##### QUOTED PASSAGE
    Keep enjoying your days, be they greeting card beautiful or simply ordinary beautiful –

  2. Now I really want “tree splooge” to appear in a Hallmark card. It shouldn’t be difficult. Just think of all the things that rhyme with “splooge”: stooge, luge…well, that’s all I can come up with, but more importantly those girls did pick out a lovely shell and I think what they were doing was so wonderful.
    Three dollars seems to be a magical amount right now too. Or it’s just an odd coincidence that the other day there was a young man playing the violin in the grocery store parking lot. He had a sign up that said he was collecting money for his father who lost his job. Maybe it was BS but I happened to have exactly three dollars in my wallet–I can’t remember the last time I paid cash for anything. I gave it to him and think he sincerely appreciated it.
    Anyway I hope your day continues to be perfect.

  3. One of these upcoming days, when you are about to run screaming from the building that houses the cube farm, remember how those beautiful little girls on that chilly overcast day made you feel.
    Then try to sell one of your annoying colleagues a rock.
##########
### TASKS AND EXERCISES
1. In the comments, what did the sign beside the violin player in the grocery store parking lot say he was collecting money for?
2. Pull out the part of the comments starting with "Keep enjoying your" and going on through "sincerely appreciated it.".
The material after this point is separate from the comments.
##### MATERIAL SUPPLIED
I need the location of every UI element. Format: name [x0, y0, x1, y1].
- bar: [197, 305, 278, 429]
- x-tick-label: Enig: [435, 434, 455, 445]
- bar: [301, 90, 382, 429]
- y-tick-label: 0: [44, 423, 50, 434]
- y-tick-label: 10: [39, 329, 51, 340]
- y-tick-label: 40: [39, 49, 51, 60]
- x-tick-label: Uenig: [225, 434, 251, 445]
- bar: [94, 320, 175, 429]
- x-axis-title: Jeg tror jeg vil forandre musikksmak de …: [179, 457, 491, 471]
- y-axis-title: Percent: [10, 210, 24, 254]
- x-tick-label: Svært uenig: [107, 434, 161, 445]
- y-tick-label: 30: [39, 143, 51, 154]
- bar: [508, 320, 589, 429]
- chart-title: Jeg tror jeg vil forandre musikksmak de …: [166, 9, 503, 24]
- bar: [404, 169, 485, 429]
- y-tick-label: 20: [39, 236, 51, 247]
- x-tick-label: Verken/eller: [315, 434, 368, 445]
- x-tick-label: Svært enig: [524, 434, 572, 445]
##########
### ANSWERS FOR THE TASKS
1. His father, who lost his job.

2.
Keep enjoying your days, be they greeting card beautiful or simply ordinary beautiful –

  2. Now I really want “tree splooge” to appear in a Hallmark card. It shouldn’t be difficult. Just think of all the things that rhyme with “splooge”: stooge, luge…well, that’s all I can come up with, but more importantly those girls did pick out a lovely shell and I think what they were doing was so wonderful.
    Three dollars seems to be a magical amount right now too. Or it’s just an odd coincidence that the other day there was a young man playing the violin in the grocery store parking lot. He had a sign up that said he was collecting money for his father who lost his job. Maybe it was BS but I happened to have exactly three dollars in my wallet–I can’t remember the last time I paid cash for anything. I gave it to him and think he sincerely appreciated it.